* **Dataset records**
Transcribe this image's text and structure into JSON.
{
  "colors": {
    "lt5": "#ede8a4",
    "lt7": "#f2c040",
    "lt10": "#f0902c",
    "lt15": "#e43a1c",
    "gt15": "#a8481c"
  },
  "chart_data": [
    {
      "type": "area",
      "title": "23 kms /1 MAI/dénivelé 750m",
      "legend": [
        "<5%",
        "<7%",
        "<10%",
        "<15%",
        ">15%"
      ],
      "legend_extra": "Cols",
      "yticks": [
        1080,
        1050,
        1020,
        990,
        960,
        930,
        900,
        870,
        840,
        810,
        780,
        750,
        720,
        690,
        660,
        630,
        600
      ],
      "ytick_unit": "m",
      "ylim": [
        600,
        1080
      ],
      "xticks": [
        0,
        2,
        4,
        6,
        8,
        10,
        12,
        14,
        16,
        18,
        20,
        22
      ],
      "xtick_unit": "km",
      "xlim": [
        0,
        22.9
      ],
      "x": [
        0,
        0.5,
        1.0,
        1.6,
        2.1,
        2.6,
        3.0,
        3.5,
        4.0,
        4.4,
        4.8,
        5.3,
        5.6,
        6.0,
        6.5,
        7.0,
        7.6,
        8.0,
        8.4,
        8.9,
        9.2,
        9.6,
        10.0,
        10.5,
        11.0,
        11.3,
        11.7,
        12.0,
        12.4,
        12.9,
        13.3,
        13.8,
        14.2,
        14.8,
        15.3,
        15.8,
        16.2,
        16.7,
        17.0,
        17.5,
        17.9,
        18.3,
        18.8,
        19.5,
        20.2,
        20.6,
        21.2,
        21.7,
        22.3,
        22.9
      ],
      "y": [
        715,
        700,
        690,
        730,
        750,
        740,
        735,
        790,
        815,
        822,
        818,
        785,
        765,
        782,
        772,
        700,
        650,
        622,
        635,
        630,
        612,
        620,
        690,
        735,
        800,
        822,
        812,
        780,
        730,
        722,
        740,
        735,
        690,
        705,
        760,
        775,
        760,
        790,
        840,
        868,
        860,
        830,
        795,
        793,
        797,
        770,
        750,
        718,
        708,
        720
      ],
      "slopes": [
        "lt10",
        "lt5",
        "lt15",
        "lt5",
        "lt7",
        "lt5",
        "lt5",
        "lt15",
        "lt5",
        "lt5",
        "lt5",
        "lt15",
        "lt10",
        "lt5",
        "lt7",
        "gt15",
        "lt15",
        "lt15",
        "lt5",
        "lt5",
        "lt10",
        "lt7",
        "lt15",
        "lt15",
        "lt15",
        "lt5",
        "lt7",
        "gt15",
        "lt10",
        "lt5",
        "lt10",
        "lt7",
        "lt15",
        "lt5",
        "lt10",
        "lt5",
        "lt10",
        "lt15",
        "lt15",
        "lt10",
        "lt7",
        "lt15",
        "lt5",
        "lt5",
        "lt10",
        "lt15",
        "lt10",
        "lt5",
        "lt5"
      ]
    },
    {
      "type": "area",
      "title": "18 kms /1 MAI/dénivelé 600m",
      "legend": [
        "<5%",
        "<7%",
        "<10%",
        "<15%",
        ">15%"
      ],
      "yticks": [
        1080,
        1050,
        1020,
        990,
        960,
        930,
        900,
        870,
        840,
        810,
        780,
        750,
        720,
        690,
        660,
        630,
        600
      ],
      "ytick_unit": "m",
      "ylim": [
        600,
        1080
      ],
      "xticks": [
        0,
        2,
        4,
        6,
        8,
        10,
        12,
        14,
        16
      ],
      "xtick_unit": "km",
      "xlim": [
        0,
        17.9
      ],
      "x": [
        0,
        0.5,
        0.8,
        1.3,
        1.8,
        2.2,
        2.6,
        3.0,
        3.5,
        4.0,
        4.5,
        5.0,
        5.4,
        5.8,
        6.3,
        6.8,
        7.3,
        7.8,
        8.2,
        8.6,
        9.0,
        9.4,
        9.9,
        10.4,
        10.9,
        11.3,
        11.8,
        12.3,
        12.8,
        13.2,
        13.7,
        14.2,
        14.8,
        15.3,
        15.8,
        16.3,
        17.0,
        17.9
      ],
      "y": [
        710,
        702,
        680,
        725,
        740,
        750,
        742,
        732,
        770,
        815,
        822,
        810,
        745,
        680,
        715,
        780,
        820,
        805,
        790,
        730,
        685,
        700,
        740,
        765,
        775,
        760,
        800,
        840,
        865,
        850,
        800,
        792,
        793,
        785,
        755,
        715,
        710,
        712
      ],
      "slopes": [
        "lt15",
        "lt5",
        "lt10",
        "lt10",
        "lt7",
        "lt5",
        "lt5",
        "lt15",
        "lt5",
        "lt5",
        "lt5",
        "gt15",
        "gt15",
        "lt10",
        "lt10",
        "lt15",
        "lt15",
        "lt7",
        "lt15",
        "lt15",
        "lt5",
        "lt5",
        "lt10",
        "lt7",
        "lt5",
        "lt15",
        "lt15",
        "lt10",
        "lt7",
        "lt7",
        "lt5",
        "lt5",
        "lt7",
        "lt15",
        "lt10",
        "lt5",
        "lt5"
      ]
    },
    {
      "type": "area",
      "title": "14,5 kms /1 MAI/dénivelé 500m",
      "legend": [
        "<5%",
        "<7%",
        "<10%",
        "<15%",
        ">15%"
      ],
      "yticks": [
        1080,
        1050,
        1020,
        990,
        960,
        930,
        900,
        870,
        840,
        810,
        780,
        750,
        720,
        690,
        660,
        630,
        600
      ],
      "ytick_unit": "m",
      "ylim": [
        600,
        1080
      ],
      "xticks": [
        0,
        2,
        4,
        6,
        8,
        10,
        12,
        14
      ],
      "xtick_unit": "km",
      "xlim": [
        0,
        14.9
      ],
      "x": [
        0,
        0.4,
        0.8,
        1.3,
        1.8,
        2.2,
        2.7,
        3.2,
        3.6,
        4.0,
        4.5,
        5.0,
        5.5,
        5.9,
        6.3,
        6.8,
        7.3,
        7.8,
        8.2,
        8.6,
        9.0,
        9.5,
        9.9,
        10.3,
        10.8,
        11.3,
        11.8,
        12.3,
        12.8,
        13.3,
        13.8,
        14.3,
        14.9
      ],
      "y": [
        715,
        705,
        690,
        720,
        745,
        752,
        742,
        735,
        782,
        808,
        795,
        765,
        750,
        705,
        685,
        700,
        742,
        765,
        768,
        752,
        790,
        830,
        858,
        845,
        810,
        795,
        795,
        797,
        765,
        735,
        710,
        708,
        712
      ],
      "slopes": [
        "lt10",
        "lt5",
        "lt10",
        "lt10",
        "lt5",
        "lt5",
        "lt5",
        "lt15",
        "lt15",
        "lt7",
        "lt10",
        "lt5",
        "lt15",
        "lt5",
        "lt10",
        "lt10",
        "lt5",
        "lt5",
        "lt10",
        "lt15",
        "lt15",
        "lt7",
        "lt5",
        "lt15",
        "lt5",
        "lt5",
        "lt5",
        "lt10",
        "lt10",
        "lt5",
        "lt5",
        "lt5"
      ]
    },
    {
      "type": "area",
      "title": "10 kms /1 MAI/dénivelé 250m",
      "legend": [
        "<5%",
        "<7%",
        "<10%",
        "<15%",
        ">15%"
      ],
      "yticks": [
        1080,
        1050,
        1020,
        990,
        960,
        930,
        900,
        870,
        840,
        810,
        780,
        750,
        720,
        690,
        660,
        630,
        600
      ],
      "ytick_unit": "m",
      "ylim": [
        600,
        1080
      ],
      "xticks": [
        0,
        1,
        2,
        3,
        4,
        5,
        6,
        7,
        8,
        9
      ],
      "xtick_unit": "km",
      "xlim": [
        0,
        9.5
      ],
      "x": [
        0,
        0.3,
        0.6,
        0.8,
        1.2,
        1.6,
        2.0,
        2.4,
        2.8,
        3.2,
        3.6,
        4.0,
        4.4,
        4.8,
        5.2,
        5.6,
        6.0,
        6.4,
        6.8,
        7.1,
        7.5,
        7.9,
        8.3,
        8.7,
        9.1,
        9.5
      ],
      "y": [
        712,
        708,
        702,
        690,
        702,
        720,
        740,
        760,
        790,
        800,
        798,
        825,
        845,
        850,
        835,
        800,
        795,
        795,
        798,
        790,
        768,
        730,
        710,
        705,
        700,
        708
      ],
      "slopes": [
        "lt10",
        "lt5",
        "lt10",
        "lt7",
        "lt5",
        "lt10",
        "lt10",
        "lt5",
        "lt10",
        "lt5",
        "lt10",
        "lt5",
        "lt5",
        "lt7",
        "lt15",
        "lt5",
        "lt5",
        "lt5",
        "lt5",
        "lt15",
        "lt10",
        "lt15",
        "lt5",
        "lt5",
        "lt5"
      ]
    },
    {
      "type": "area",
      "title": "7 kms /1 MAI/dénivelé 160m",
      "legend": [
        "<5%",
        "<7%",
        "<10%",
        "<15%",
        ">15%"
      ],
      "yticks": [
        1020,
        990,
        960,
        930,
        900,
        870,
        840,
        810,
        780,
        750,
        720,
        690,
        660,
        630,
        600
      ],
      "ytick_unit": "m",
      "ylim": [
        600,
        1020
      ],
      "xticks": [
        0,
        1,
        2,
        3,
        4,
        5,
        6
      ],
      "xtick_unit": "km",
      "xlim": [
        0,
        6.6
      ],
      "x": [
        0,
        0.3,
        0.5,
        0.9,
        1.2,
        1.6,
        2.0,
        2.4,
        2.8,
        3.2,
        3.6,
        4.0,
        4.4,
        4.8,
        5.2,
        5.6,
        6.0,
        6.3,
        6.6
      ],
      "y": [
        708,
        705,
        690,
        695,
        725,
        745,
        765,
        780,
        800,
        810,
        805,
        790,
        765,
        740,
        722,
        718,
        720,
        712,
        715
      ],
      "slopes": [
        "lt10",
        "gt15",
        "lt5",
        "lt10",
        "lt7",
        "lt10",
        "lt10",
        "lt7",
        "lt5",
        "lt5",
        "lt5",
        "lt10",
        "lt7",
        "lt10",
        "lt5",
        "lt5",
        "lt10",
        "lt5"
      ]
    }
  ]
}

* **Exercise task**
Say, as a single number and nothing more, how many lines of the entries contain the word "dénivelé".

* **Final answer**
5